Count the rows below that contain the string "heading". Reply with the number only.

◆ Entries supplied:
━━━━━━━━━━━━━━━━━━━━

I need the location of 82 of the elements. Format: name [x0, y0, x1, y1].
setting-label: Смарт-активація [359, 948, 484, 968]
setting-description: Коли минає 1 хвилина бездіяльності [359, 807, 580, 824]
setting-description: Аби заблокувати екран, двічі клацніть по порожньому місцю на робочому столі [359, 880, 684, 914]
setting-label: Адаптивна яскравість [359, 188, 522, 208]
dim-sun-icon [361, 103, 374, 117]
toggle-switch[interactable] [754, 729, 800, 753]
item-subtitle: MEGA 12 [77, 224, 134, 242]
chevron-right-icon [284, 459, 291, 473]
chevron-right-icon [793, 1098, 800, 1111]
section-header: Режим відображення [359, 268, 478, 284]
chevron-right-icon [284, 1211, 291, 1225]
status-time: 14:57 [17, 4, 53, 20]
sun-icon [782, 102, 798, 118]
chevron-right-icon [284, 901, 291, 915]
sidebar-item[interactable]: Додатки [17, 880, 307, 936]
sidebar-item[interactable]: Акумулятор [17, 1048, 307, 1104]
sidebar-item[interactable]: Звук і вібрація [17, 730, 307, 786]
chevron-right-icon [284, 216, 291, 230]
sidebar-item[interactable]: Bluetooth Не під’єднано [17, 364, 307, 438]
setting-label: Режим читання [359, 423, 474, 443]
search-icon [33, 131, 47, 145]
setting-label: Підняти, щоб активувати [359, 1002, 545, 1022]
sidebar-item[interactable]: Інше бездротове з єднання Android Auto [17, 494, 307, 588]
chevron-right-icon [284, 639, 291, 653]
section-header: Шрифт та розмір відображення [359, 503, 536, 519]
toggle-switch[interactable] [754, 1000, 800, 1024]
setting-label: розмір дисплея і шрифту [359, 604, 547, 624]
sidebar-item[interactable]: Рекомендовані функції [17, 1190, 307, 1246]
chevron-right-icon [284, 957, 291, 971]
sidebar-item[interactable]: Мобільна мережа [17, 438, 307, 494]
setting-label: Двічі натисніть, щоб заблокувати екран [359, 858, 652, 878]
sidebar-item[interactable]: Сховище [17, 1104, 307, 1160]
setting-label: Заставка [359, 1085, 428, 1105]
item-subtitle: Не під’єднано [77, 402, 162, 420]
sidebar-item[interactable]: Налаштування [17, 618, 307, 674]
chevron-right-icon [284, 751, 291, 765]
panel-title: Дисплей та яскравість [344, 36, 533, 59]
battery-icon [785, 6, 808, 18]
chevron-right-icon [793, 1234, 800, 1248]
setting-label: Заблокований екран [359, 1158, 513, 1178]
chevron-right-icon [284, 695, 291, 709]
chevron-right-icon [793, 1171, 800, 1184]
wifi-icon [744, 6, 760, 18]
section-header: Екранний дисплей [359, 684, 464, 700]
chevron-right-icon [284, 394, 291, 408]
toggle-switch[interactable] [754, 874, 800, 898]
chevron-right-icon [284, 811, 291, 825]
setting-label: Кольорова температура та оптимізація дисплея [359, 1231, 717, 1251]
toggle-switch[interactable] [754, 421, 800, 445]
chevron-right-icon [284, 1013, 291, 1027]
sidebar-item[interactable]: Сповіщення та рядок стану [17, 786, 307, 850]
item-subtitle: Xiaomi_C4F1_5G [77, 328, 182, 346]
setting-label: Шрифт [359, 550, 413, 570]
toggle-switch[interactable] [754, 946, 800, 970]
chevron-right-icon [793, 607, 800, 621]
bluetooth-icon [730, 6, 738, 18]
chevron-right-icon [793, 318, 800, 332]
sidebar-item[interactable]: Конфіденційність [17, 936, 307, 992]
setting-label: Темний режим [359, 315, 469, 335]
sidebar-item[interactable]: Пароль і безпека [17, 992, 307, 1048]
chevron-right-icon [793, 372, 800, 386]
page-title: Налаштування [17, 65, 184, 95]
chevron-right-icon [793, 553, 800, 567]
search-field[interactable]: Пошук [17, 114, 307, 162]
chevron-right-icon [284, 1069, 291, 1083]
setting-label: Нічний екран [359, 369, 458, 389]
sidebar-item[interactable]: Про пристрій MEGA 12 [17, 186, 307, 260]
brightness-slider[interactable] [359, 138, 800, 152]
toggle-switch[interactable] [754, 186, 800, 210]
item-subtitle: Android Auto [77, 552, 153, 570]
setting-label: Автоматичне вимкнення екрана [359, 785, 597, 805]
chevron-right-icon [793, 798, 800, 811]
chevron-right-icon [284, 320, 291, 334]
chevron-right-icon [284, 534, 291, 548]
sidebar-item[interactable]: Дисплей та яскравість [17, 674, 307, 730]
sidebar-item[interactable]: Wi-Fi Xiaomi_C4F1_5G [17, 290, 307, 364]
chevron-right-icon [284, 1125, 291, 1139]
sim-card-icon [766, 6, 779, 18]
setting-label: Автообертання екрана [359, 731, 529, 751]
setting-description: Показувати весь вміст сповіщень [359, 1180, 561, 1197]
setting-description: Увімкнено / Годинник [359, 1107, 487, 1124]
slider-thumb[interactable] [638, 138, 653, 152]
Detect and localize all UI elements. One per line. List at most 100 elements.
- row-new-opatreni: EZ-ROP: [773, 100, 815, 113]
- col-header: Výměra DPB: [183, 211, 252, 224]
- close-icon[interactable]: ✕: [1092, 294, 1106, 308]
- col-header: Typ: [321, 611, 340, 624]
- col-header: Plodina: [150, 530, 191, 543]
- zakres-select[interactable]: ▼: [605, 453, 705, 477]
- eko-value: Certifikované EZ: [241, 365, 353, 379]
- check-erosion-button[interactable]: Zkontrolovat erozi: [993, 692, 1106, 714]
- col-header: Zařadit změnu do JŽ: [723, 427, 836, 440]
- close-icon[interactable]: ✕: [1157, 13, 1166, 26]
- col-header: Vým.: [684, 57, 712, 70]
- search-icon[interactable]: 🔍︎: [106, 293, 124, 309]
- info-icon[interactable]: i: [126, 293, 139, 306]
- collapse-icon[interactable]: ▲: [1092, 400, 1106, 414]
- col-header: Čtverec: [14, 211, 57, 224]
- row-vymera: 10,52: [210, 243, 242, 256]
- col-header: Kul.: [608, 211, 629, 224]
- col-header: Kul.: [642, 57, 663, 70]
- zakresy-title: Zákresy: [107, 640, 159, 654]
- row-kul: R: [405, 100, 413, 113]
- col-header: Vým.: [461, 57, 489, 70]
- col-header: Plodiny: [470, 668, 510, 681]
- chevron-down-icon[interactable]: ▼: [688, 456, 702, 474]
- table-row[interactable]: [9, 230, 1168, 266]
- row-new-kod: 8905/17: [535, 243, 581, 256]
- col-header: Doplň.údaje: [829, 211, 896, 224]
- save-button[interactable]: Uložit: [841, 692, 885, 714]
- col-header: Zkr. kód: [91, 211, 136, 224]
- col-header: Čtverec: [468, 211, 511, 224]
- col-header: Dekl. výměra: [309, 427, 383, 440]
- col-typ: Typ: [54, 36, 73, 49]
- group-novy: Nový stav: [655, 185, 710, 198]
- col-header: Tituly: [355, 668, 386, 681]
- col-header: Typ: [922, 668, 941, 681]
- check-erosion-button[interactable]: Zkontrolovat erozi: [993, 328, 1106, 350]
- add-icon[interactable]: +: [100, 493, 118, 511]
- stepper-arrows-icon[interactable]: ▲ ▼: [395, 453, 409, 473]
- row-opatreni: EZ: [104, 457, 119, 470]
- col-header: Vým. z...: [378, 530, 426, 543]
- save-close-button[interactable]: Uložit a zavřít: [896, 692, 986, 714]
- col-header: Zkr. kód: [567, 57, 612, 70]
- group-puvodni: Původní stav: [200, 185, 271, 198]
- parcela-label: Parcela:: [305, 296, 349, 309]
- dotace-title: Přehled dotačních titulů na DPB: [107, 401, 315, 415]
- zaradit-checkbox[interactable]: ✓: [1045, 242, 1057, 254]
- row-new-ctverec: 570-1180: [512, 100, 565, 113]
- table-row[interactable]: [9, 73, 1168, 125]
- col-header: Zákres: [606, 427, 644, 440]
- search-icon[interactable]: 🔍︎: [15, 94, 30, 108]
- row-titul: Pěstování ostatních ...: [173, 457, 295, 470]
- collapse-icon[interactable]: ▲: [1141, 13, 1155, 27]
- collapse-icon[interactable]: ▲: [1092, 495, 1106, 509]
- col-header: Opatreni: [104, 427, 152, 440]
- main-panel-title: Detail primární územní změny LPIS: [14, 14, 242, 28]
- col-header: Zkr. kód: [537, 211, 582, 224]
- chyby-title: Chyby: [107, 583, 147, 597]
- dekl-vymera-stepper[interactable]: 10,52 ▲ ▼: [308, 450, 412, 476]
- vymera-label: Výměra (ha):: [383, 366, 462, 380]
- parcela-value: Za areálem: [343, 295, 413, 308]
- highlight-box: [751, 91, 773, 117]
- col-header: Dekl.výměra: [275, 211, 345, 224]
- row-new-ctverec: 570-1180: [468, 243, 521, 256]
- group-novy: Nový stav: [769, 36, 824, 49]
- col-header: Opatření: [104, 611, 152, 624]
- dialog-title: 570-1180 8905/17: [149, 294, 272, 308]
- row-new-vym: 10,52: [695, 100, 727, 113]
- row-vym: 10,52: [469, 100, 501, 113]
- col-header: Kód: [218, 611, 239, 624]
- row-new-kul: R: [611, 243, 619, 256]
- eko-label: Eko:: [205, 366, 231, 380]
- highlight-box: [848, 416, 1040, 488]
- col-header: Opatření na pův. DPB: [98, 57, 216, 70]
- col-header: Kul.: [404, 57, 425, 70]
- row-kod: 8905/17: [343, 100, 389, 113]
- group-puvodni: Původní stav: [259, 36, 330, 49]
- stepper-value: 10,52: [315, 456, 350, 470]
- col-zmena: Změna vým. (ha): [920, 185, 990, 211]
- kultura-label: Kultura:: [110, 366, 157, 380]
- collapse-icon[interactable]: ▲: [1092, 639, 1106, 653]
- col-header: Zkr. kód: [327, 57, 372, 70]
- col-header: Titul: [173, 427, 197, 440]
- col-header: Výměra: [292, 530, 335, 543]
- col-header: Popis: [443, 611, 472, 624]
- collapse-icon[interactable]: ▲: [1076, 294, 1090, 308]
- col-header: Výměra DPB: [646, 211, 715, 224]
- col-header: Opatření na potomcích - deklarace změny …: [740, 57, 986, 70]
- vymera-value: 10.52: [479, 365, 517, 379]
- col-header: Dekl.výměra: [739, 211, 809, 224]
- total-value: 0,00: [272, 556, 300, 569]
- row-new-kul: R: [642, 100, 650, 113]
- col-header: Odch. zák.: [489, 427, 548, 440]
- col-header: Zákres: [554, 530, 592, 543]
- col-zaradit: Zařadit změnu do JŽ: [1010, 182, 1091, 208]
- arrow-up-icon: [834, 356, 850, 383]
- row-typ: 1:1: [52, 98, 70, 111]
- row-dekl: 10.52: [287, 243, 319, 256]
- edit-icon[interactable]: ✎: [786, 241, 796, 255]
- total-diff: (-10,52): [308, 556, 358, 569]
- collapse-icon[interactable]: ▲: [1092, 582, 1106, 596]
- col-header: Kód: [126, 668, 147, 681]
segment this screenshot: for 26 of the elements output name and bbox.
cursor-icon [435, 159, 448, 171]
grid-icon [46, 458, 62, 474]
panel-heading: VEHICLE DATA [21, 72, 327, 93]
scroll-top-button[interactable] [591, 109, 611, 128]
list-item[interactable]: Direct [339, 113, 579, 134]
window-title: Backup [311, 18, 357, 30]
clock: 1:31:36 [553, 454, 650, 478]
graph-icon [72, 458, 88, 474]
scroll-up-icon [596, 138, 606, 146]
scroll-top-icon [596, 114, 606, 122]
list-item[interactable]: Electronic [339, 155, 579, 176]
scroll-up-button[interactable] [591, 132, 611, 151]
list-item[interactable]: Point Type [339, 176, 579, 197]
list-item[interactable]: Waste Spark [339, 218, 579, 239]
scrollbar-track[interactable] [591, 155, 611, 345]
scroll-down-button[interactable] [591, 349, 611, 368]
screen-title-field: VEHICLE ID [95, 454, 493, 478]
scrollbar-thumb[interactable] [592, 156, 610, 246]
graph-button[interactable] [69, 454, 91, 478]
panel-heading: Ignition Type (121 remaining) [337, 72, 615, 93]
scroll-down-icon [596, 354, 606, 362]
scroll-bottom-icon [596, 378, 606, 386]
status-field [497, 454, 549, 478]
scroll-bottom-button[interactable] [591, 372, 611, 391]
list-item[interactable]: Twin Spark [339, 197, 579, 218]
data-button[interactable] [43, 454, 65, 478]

━━━━━━━━━━━━━━━━━━━━

◆ Solution to this task: 2